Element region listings

* start *

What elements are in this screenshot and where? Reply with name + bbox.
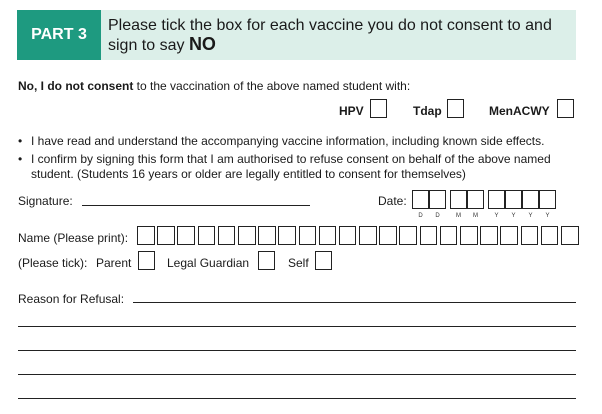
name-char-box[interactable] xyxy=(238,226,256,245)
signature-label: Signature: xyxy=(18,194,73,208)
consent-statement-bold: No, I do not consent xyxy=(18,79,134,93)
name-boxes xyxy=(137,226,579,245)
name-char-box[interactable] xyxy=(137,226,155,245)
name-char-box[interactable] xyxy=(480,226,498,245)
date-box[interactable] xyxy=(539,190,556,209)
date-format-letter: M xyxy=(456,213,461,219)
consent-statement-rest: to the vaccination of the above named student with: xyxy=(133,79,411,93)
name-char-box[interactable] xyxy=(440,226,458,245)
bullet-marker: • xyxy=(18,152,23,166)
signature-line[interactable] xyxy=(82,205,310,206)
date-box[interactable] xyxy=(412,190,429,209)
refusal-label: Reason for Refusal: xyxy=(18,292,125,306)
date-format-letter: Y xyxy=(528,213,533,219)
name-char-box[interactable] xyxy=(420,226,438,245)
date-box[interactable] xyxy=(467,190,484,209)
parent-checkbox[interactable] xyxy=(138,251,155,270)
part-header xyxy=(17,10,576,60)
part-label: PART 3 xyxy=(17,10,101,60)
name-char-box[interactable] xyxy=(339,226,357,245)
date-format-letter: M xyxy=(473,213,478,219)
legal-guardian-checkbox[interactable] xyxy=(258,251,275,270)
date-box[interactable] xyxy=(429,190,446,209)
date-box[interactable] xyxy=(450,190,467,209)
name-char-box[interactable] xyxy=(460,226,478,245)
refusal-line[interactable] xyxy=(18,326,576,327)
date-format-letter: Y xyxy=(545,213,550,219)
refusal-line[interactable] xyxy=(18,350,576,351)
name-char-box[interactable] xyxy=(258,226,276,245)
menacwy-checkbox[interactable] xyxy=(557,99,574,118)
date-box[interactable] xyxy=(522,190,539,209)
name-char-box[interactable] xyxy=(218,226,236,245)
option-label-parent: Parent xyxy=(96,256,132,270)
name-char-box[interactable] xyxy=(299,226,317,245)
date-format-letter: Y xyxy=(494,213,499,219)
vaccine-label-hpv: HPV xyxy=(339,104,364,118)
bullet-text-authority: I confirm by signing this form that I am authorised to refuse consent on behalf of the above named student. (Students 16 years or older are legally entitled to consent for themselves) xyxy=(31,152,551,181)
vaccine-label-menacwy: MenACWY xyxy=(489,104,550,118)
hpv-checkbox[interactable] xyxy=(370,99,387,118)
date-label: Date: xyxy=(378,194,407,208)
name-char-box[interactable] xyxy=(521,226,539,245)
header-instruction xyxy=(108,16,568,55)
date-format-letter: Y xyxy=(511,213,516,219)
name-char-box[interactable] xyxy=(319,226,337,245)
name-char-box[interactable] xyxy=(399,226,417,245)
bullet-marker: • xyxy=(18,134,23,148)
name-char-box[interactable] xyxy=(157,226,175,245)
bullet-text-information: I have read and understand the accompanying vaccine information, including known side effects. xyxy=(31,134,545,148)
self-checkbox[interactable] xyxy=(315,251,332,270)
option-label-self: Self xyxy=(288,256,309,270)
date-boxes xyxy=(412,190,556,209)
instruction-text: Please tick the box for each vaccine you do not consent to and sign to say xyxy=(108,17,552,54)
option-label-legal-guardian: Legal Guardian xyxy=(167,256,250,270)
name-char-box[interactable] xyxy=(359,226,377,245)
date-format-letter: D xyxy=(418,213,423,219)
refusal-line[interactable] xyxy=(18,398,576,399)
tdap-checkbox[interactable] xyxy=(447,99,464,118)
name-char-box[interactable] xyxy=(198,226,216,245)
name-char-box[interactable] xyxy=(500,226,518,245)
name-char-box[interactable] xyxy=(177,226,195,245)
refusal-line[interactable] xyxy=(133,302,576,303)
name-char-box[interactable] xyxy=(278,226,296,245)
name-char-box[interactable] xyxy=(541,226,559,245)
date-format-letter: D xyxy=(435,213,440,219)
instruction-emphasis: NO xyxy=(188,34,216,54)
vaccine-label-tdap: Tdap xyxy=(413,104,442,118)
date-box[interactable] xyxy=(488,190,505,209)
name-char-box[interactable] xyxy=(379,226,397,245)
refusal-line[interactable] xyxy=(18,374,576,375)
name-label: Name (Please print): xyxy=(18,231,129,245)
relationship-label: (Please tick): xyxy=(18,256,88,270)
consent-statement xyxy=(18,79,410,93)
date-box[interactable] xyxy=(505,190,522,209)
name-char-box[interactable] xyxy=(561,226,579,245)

* end *

TASK INSTRUCTIONS: Reproduce every line of the records above verbatim, omitting the pictures.

FULL SOLUTION:
What elements are in this screenshot and where? Reply with name + bbox.
name-char-box[interactable] xyxy=(238,226,256,245)
signature-label: Signature: xyxy=(18,194,73,208)
consent-statement-bold: No, I do not consent xyxy=(18,79,134,93)
name-boxes xyxy=(137,226,579,245)
name-char-box[interactable] xyxy=(137,226,155,245)
name-char-box[interactable] xyxy=(480,226,498,245)
date-box[interactable] xyxy=(539,190,556,209)
date-format-letter: M xyxy=(456,213,461,219)
consent-statement-rest: to the vaccination of the above named student with: xyxy=(133,79,411,93)
name-char-box[interactable] xyxy=(440,226,458,245)
bullet-marker: • xyxy=(18,152,23,166)
signature-line[interactable] xyxy=(82,205,310,206)
date-box[interactable] xyxy=(412,190,429,209)
refusal-label: Reason for Refusal: xyxy=(18,292,125,306)
date-format-letter: Y xyxy=(528,213,533,219)
name-char-box[interactable] xyxy=(420,226,438,245)
date-box[interactable] xyxy=(467,190,484,209)
parent-checkbox[interactable] xyxy=(138,251,155,270)
part-header xyxy=(17,10,576,60)
part-label: PART 3 xyxy=(17,10,101,60)
name-char-box[interactable] xyxy=(339,226,357,245)
date-format-letter: M xyxy=(473,213,478,219)
legal-guardian-checkbox[interactable] xyxy=(258,251,275,270)
date-box[interactable] xyxy=(429,190,446,209)
date-box[interactable] xyxy=(450,190,467,209)
name-char-box[interactable] xyxy=(460,226,478,245)
refusal-line[interactable] xyxy=(18,326,576,327)
date-format-letter: Y xyxy=(545,213,550,219)
refusal-line[interactable] xyxy=(18,350,576,351)
name-char-box[interactable] xyxy=(258,226,276,245)
menacwy-checkbox[interactable] xyxy=(557,99,574,118)
date-box[interactable] xyxy=(522,190,539,209)
name-char-box[interactable] xyxy=(218,226,236,245)
option-label-parent: Parent xyxy=(96,256,132,270)
name-char-box[interactable] xyxy=(299,226,317,245)
date-format-letter: Y xyxy=(494,213,499,219)
vaccine-label-hpv: HPV xyxy=(339,104,364,118)
bullet-text-authority: I confirm by signing this form that I am authorised to refuse consent on behalf of the above named student. (Students 16 years or older are legally entitled to consent for themselves) xyxy=(31,152,551,181)
vaccine-label-menacwy: MenACWY xyxy=(489,104,550,118)
hpv-checkbox[interactable] xyxy=(370,99,387,118)
date-label: Date: xyxy=(378,194,407,208)
name-char-box[interactable] xyxy=(521,226,539,245)
header-instruction xyxy=(108,16,568,55)
date-format-letter: Y xyxy=(511,213,516,219)
name-char-box[interactable] xyxy=(319,226,337,245)
name-char-box[interactable] xyxy=(399,226,417,245)
bullet-marker: • xyxy=(18,134,23,148)
name-char-box[interactable] xyxy=(157,226,175,245)
bullet-text-information: I have read and understand the accompanying vaccine information, including known side effects. xyxy=(31,134,545,148)
self-checkbox[interactable] xyxy=(315,251,332,270)
option-label-self: Self xyxy=(288,256,309,270)
date-boxes xyxy=(412,190,556,209)
instruction-text: Please tick the box for each vaccine you do not consent to and sign to say xyxy=(108,17,552,54)
option-label-legal-guardian: Legal Guardian xyxy=(167,256,250,270)
name-char-box[interactable] xyxy=(359,226,377,245)
date-format-letter: D xyxy=(418,213,423,219)
refusal-line[interactable] xyxy=(18,398,576,399)
tdap-checkbox[interactable] xyxy=(447,99,464,118)
name-char-box[interactable] xyxy=(198,226,216,245)
name-char-box[interactable] xyxy=(500,226,518,245)
name-char-box[interactable] xyxy=(177,226,195,245)
refusal-line[interactable] xyxy=(133,302,576,303)
name-char-box[interactable] xyxy=(278,226,296,245)
name-char-box[interactable] xyxy=(541,226,559,245)
date-format-letter: D xyxy=(435,213,440,219)
instruction-emphasis: NO xyxy=(188,34,216,54)
vaccine-label-tdap: Tdap xyxy=(413,104,442,118)
date-box[interactable] xyxy=(488,190,505,209)
name-char-box[interactable] xyxy=(379,226,397,245)
refusal-line[interactable] xyxy=(18,374,576,375)
name-label: Name (Please print): xyxy=(18,231,129,245)
relationship-label: (Please tick): xyxy=(18,256,88,270)
consent-statement xyxy=(18,79,410,93)
date-box[interactable] xyxy=(505,190,522,209)
name-char-box[interactable] xyxy=(561,226,579,245)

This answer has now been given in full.